──────── Data rows

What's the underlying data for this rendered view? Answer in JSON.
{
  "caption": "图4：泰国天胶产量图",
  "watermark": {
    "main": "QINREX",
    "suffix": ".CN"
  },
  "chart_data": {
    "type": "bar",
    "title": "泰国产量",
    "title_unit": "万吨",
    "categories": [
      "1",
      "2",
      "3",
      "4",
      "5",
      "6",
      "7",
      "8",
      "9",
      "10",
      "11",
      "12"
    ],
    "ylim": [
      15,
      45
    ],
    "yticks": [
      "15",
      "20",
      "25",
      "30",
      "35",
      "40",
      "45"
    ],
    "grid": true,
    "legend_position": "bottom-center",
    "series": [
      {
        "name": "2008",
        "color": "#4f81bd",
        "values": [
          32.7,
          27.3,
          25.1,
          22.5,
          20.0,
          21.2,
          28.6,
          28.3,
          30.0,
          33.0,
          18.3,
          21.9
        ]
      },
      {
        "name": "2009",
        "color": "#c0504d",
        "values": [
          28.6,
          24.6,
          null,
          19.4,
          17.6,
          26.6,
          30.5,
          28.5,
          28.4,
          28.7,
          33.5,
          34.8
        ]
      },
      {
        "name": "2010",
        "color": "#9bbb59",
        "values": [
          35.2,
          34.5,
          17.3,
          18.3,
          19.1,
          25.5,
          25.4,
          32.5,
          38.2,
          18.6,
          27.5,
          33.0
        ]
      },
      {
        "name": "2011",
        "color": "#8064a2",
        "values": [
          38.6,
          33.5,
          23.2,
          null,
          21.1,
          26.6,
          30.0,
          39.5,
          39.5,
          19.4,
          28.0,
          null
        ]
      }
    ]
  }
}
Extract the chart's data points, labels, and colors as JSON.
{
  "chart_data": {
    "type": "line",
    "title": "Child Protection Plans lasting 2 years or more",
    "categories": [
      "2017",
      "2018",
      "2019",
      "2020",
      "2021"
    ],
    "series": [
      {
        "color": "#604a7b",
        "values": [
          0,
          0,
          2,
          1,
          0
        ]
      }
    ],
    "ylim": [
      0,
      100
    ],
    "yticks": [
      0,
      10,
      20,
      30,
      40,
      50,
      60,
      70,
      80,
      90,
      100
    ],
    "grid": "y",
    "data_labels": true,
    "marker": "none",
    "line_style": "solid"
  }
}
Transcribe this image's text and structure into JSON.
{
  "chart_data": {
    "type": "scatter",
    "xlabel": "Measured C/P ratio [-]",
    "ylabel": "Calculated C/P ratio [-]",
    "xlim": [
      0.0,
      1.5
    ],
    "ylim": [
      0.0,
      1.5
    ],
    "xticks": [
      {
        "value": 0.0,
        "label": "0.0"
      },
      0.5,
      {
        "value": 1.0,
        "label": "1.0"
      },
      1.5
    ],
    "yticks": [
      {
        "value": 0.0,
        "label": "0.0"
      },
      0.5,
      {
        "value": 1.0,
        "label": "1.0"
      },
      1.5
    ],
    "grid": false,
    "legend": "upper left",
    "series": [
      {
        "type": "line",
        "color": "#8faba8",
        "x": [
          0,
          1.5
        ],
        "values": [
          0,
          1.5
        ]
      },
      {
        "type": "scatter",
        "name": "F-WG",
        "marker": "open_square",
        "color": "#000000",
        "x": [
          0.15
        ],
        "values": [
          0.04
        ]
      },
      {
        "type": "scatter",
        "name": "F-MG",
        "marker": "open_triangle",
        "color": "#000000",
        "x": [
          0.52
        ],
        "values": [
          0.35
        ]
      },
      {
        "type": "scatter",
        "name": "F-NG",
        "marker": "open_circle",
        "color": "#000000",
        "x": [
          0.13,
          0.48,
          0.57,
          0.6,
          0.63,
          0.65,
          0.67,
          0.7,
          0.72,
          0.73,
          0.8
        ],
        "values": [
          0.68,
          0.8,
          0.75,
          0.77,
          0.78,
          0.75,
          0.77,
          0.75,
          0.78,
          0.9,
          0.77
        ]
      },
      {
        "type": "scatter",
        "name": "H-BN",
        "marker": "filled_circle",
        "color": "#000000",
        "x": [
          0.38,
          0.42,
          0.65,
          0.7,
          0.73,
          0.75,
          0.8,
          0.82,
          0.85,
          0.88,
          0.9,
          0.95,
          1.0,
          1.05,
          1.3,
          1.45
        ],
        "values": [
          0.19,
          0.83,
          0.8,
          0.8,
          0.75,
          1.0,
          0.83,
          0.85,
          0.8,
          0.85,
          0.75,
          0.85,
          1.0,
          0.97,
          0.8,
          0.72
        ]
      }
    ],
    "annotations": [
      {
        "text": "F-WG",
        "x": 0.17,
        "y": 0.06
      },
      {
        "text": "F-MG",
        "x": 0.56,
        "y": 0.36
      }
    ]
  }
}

────────────────

▶ **Request**: Exactly reproduce every line of the records.

▶ **Correct answer**:
What's the underlying data for this rendered view? Answer in JSON.
{
  "caption": "图4：泰国天胶产量图",
  "watermark": {
    "main": "QINREX",
    "suffix": ".CN"
  },
  "chart_data": {
    "type": "bar",
    "title": "泰国产量",
    "title_unit": "万吨",
    "categories": [
      "1",
      "2",
      "3",
      "4",
      "5",
      "6",
      "7",
      "8",
      "9",
      "10",
      "11",
      "12"
    ],
    "ylim": [
      15,
      45
    ],
    "yticks": [
      "15",
      "20",
      "25",
      "30",
      "35",
      "40",
      "45"
    ],
    "grid": true,
    "legend_position": "bottom-center",
    "series": [
      {
        "name": "2008",
        "color": "#4f81bd",
        "values": [
          32.7,
          27.3,
          25.1,
          22.5,
          20.0,
          21.2,
          28.6,
          28.3,
          30.0,
          33.0,
          18.3,
          21.9
        ]
      },
      {
        "name": "2009",
        "color": "#c0504d",
        "values": [
          28.6,
          24.6,
          null,
          19.4,
          17.6,
          26.6,
          30.5,
          28.5,
          28.4,
          28.7,
          33.5,
          34.8
        ]
      },
      {
        "name": "2010",
        "color": "#9bbb59",
        "values": [
          35.2,
          34.5,
          17.3,
          18.3,
          19.1,
          25.5,
          25.4,
          32.5,
          38.2,
          18.6,
          27.5,
          33.0
        ]
      },
      {
        "name": "2011",
        "color": "#8064a2",
        "values": [
          38.6,
          33.5,
          23.2,
          null,
          21.1,
          26.6,
          30.0,
          39.5,
          39.5,
          19.4,
          28.0,
          null
        ]
      }
    ]
  }
}
Extract the chart's data points, labels, and colors as JSON.
{
  "chart_data": {
    "type": "line",
    "title": "Child Protection Plans lasting 2 years or more",
    "categories": [
      "2017",
      "2018",
      "2019",
      "2020",
      "2021"
    ],
    "series": [
      {
        "color": "#604a7b",
        "values": [
          0,
          0,
          2,
          1,
          0
        ]
      }
    ],
    "ylim": [
      0,
      100
    ],
    "yticks": [
      0,
      10,
      20,
      30,
      40,
      50,
      60,
      70,
      80,
      90,
      100
    ],
    "grid": "y",
    "data_labels": true,
    "marker": "none",
    "line_style": "solid"
  }
}
Transcribe this image's text and structure into JSON.
{
  "chart_data": {
    "type": "scatter",
    "xlabel": "Measured C/P ratio [-]",
    "ylabel": "Calculated C/P ratio [-]",
    "xlim": [
      0.0,
      1.5
    ],
    "ylim": [
      0.0,
      1.5
    ],
    "xticks": [
      {
        "value": 0.0,
        "label": "0.0"
      },
      0.5,
      {
        "value": 1.0,
        "label": "1.0"
      },
      1.5
    ],
    "yticks": [
      {
        "value": 0.0,
        "label": "0.0"
      },
      0.5,
      {
        "value": 1.0,
        "label": "1.0"
      },
      1.5
    ],
    "grid": false,
    "legend": "upper left",
    "series": [
      {
        "type": "line",
        "color": "#8faba8",
        "x": [
          0,
          1.5
        ],
        "values": [
          0,
          1.5
        ]
      },
      {
        "type": "scatter",
        "name": "F-WG",
        "marker": "open_square",
        "color": "#000000",
        "x": [
          0.15
        ],
        "values": [
          0.04
        ]
      },
      {
        "type": "scatter",
        "name": "F-MG",
        "marker": "open_triangle",
        "color": "#000000",
        "x": [
          0.52
        ],
        "values": [
          0.35
        ]
      },
      {
        "type": "scatter",
        "name": "F-NG",
        "marker": "open_circle",
        "color": "#000000",
        "x": [
          0.13,
          0.48,
          0.57,
          0.6,
          0.63,
          0.65,
          0.67,
          0.7,
          0.72,
          0.73,
          0.8
        ],
        "values": [
          0.68,
          0.8,
          0.75,
          0.77,
          0.78,
          0.75,
          0.77,
          0.75,
          0.78,
          0.9,
          0.77
        ]
      },
      {
        "type": "scatter",
        "name": "H-BN",
        "marker": "filled_circle",
        "color": "#000000",
        "x": [
          0.38,
          0.42,
          0.65,
          0.7,
          0.73,
          0.75,
          0.8,
          0.82,
          0.85,
          0.88,
          0.9,
          0.95,
          1.0,
          1.05,
          1.3,
          1.45
        ],
        "values": [
          0.19,
          0.83,
          0.8,
          0.8,
          0.75,
          1.0,
          0.83,
          0.85,
          0.8,
          0.85,
          0.75,
          0.85,
          1.0,
          0.97,
          0.8,
          0.72
        ]
      }
    ],
    "annotations": [
      {
        "text": "F-WG",
        "x": 0.17,
        "y": 0.06
      },
      {
        "text": "F-MG",
        "x": 0.56,
        "y": 0.36
      }
    ]
  }
}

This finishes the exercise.